My usual answer begins by acknowledging the challenges that face the disarmament enterprise these days, for they are very real.  After all, a new era of great power competition is upon us, with the revisionist powers of Russia and China putting pressure on us and our allies in their bids to remake the international system in their own dark and authoritarian image, and with Russia seeming to feel free to violate arms control treaties and flout prohibitions against chemical weapons use whenever it likes.  With our primary obligation being to protect the security and advance the interests of the American people, these developments obviously present challenges for any serious and responsible disarmament agenda.

I then usually point my questioners, nonetheless, to our new “Creating an Environment for Nuclear Disarmament” (CEND) initiative and the multiparty dialogue and working groups we are building to bring states together to start to think through potential answers to such problems.  I also often mention the ongoing work of the International Partnership for Nuclear Disarmament Verification (IPNDV), which continues to enjoy broad support as it brings states together to explore how to verify the dismantlement of nuclear weapons.  And I urge listeners not to forget the disarmament progress that has already been possible because of the easing of Cold War tensions, permitting us and our Russian counterparts to draw down our arsenals by between 80 and 90 percent from Cold War peaks.

And indeed it is very important to draw attention to what we are doing in these regards, and what has already been done.  But it is also necessary to clarify the role that disarmament does, and does not, play in the context of NPT diplomacy.  My interlocutors, of course, frequently have suggestions about what they say would help U.S. NPT diplomacy by demonstrating our Article VI bona fides, thus contributing to a successful 2020 Review Conference.  These suggestions are almost always well-intentioned, but unfortunately they frequently fail to address – or even acknowledge any need to address – the deterioration of the international security environment.  As a result, their prescriptions sometimes miss the mark.  Identifying contemporary international security problems and how they affect the role of nuclear weapons and deterrence, and exploring how to help meet such challenges, is precisely what we and our partners plan to do under CEND.

In order to focus more constructively upon such work, however, it is important to avoid being distracted by narratives that can get in the way of genuinely productive thinking about how to create a security environment more conducive to the kind of safe and stable disarmament progress we all would like to see.  This means that sensible disarmament diplomacy sometimes needs to point out confusions in the conventional wisdom and to rebut interpretations that actually impede real advances.  With your permission, that’s what I’d like to do a bit here today.

I. Nonproliferation Diplomacy and Disarmament Policy

To that end, let me outline a bit about how we think about the relationship between nonproliferation diplomacy and our disarmament posture.  It is sometimes alleged that the United States should take certain disarmament-related steps as a way to encourage more nonproliferation cooperation from others.  This appears to be based on the idea that the structure of the NPT represents some kind of “bargain” in which non-nuclear weapons states agree to support nonproliferation only conditionally – that is, to the degree that the nuclear weapons states themselves move with sufficient rapidity toward disarmament.

This “bargain” notion is widespread, and it both appeals to certain anti-Western G-77 political sentiments and was even advanced as one justification for the Obama Administration’s disarmament-focused “Prague Agenda.”  Nevertheless, it bears little relationship to the text or history of the NPT itself.

WHAT YOU WILL DO —
(a) Translate this sentence from the remarks on nuclear disarmament into Spanish: "And indeed it is very important to draw attention to what we are doing in these regards, and what has already been done."
(b) Turn the paragraph of the remarks on nuclear disarmament that begins "I then usually point my questioners" into a short bulleted list that keeps its main facts.
(c) Write out the passage of the remarks on nuclear disarmament starting with "In order to" and going on through "bit here today.".

INFORMATION SHOWN —
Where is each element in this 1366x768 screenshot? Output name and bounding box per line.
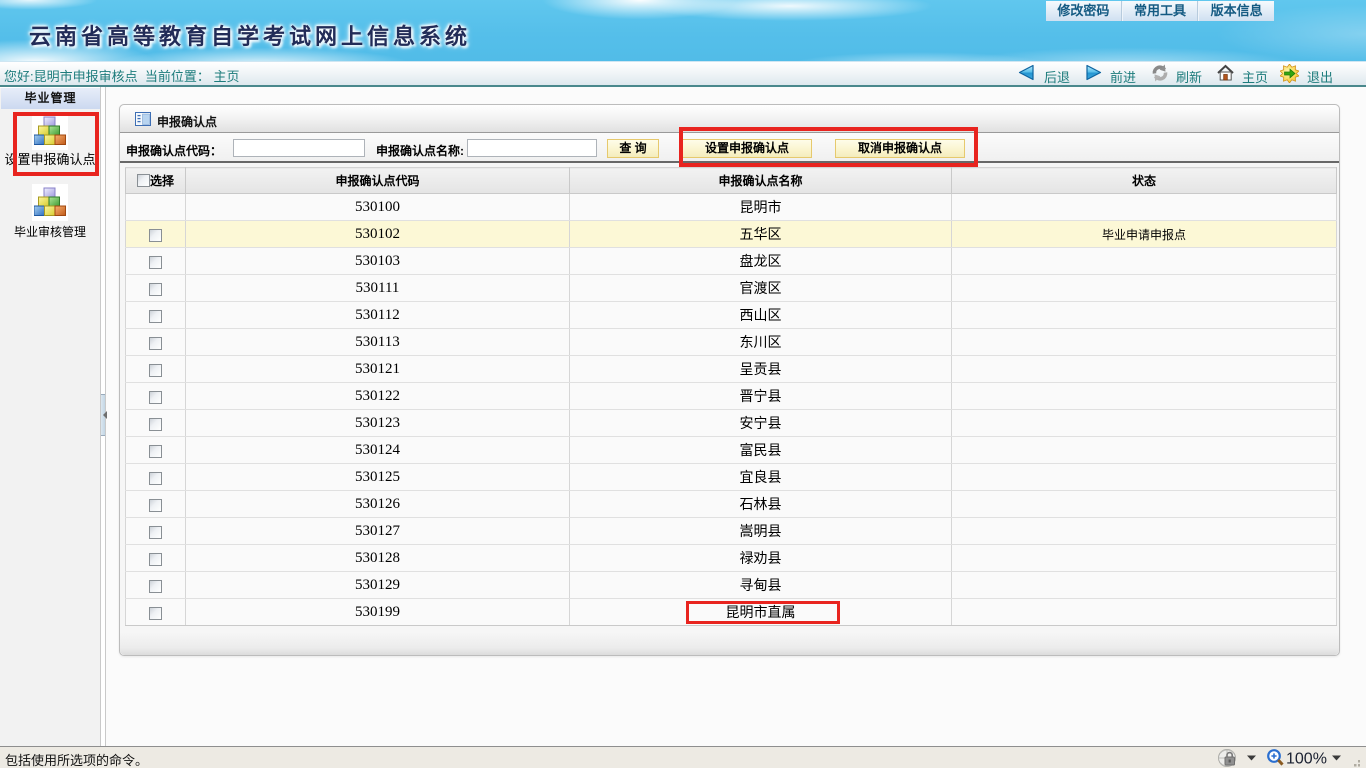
svg-text:100%: 100% bbox=[1286, 751, 1327, 768]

EXERCISE RESULTS —
(a) Y, de hecho, es muy importante llamar la atención sobre lo que estamos haciendo en estos aspectos y sobre lo que ya se ha hecho.

(b)
- The new "Creating an Environment for Nuclear Disarmament" (CEND) initiative, with a multiparty dialogue and working groups that bring states together to think through potential answers to such problems.
- The ongoing, broadly supported work of the International Partnership for Nuclear Disarmament Verification (IPNDV), which brings states together to explore how to verify the dismantlement of nuclear weapons.
- Disarmament progress already made possible by the easing of Cold War tensions, which let the United States and Russia draw down their arsenals by 80 to 90 percent from Cold War peaks.

(c)
In order to focus more constructively upon such work, however, it is important to avoid being distracted by narratives that can get in the way of genuinely productive thinking about how to create a security environment more conducive to the kind of safe and stable disarmament progress we all would like to see.  This means that sensible disarmament diplomacy sometimes needs to point out confusions in the conventional wisdom and to rebut interpretations that actually impede real advances.  With your permission, that’s what I’d like to do a bit here today.